# start of Recorded information

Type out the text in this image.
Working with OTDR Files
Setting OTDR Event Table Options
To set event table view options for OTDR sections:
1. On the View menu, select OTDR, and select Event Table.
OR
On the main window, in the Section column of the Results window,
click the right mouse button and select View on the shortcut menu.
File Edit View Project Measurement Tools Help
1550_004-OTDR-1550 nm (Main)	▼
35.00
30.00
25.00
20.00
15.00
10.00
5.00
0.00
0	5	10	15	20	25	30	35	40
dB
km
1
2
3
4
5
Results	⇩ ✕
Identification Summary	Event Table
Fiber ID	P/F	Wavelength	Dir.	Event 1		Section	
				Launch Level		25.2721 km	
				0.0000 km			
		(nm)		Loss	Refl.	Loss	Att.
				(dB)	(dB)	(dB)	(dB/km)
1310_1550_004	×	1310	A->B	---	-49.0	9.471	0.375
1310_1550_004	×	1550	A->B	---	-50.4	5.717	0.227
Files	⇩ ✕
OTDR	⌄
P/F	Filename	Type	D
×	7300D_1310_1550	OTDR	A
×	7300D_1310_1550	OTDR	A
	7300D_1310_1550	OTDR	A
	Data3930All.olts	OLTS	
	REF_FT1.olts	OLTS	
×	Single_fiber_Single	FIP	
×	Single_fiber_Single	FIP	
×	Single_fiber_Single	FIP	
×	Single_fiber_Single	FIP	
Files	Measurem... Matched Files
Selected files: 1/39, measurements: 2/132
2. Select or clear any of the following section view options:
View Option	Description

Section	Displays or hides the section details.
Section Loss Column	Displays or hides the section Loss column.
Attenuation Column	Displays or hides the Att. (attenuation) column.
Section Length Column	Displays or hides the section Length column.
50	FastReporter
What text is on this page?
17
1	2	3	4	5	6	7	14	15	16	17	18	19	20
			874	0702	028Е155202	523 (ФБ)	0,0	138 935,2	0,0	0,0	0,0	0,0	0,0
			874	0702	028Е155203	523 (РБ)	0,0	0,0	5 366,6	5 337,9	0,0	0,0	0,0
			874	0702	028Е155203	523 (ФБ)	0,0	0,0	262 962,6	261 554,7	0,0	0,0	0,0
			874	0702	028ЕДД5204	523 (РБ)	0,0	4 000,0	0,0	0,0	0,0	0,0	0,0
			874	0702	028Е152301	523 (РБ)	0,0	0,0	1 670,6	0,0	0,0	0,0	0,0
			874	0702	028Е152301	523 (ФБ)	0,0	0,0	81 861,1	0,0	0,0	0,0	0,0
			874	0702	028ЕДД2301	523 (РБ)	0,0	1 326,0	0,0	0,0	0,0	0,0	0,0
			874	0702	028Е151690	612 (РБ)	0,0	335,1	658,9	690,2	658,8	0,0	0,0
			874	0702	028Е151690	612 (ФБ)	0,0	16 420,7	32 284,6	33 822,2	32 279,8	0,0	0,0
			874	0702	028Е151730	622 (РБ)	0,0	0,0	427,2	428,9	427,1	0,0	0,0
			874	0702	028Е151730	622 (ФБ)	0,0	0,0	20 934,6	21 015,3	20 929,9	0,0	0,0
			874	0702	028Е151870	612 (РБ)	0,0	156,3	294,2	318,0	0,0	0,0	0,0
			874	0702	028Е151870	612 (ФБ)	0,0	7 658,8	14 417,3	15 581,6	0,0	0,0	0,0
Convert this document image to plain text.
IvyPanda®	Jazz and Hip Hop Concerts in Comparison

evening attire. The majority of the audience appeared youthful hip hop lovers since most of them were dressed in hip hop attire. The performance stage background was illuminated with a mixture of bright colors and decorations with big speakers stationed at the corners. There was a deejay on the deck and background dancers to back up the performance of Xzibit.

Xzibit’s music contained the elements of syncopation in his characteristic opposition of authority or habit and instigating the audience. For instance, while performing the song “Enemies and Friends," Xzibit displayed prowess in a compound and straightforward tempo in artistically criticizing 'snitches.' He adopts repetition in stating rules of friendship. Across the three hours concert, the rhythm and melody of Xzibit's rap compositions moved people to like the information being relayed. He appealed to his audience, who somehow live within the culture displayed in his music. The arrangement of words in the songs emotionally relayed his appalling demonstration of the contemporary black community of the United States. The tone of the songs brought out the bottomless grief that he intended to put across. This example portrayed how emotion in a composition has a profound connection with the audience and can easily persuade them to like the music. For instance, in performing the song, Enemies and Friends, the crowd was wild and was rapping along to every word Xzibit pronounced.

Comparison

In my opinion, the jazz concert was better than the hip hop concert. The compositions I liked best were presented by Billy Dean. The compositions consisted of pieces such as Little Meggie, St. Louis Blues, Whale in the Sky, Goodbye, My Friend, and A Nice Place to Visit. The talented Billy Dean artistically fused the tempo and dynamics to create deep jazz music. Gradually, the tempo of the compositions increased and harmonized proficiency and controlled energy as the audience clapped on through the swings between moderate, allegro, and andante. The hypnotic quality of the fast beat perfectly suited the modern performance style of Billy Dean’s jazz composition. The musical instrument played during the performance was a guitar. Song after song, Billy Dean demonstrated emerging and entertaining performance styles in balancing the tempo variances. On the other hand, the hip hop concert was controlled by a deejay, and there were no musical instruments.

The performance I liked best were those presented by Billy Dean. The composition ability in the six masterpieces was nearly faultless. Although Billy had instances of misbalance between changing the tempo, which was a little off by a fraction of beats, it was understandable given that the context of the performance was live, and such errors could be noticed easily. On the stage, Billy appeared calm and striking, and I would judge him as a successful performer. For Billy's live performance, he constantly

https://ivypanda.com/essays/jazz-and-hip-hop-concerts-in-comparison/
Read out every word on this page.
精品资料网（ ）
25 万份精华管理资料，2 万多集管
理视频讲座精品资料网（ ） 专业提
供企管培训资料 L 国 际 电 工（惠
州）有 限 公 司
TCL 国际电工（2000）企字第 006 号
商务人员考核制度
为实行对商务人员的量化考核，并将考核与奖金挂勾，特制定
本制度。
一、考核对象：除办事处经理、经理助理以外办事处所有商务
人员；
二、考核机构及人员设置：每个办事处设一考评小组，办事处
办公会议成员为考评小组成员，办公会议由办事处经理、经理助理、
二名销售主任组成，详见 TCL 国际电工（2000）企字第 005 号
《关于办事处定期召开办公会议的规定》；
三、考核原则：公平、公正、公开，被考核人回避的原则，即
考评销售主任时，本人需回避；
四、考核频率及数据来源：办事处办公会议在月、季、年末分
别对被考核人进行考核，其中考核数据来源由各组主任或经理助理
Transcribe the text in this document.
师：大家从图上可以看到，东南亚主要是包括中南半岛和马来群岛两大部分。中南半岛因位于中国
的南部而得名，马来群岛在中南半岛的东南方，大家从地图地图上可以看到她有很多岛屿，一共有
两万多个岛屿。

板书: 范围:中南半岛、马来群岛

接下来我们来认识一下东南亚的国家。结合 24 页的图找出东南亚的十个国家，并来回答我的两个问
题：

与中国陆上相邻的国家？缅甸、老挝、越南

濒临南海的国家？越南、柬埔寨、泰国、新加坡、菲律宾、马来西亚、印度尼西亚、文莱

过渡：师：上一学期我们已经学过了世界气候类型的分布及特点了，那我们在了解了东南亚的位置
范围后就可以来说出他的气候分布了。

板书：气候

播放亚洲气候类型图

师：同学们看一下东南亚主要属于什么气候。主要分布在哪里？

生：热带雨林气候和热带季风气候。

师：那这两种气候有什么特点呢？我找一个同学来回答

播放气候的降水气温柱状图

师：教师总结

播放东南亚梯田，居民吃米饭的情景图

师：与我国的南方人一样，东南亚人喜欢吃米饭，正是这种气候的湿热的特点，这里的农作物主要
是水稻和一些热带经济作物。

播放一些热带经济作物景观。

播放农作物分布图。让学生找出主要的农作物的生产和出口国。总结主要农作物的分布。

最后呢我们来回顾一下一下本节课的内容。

# end of Recorded information

_Exercise details_: Write out the lines above, starting at the line that contains "Read out every word on this page." and ending with the final line, and nothing else; copy them exactly.

_Reply to the exercise_:
Read out every word on this page.
精品资料网（ ）
25 万份精华管理资料，2 万多集管
理视频讲座精品资料网（ ） 专业提
供企管培训资料 L 国 际 电 工（惠
州）有 限 公 司
TCL 国际电工（2000）企字第 006 号
商务人员考核制度
为实行对商务人员的量化考核，并将考核与奖金挂勾，特制定
本制度。
一、考核对象：除办事处经理、经理助理以外办事处所有商务
人员；
二、考核机构及人员设置：每个办事处设一考评小组，办事处
办公会议成员为考评小组成员，办公会议由办事处经理、经理助理、
二名销售主任组成，详见 TCL 国际电工（2000）企字第 005 号
《关于办事处定期召开办公会议的规定》；
三、考核原则：公平、公正、公开，被考核人回避的原则，即
考评销售主任时，本人需回避；
四、考核频率及数据来源：办事处办公会议在月、季、年末分
别对被考核人进行考核，其中考核数据来源由各组主任或经理助理
Transcribe the text in this document.
师：大家从图上可以看到，东南亚主要是包括中南半岛和马来群岛两大部分。中南半岛因位于中国
的南部而得名，马来群岛在中南半岛的东南方，大家从地图地图上可以看到她有很多岛屿，一共有
两万多个岛屿。

板书: 范围:中南半岛、马来群岛

接下来我们来认识一下东南亚的国家。结合 24 页的图找出东南亚的十个国家，并来回答我的两个问
题：

与中国陆上相邻的国家？缅甸、老挝、越南

濒临南海的国家？越南、柬埔寨、泰国、新加坡、菲律宾、马来西亚、印度尼西亚、文莱

过渡：师：上一学期我们已经学过了世界气候类型的分布及特点了，那我们在了解了东南亚的位置
范围后就可以来说出他的气候分布了。

板书：气候

播放亚洲气候类型图

师：同学们看一下东南亚主要属于什么气候。主要分布在哪里？

生：热带雨林气候和热带季风气候。

师：那这两种气候有什么特点呢？我找一个同学来回答

播放气候的降水气温柱状图

师：教师总结

播放东南亚梯田，居民吃米饭的情景图

师：与我国的南方人一样，东南亚人喜欢吃米饭，正是这种气候的湿热的特点，这里的农作物主要
是水稻和一些热带经济作物。

播放一些热带经济作物景观。

播放农作物分布图。让学生找出主要的农作物的生产和出口国。总结主要农作物的分布。

最后呢我们来回顾一下一下本节课的内容。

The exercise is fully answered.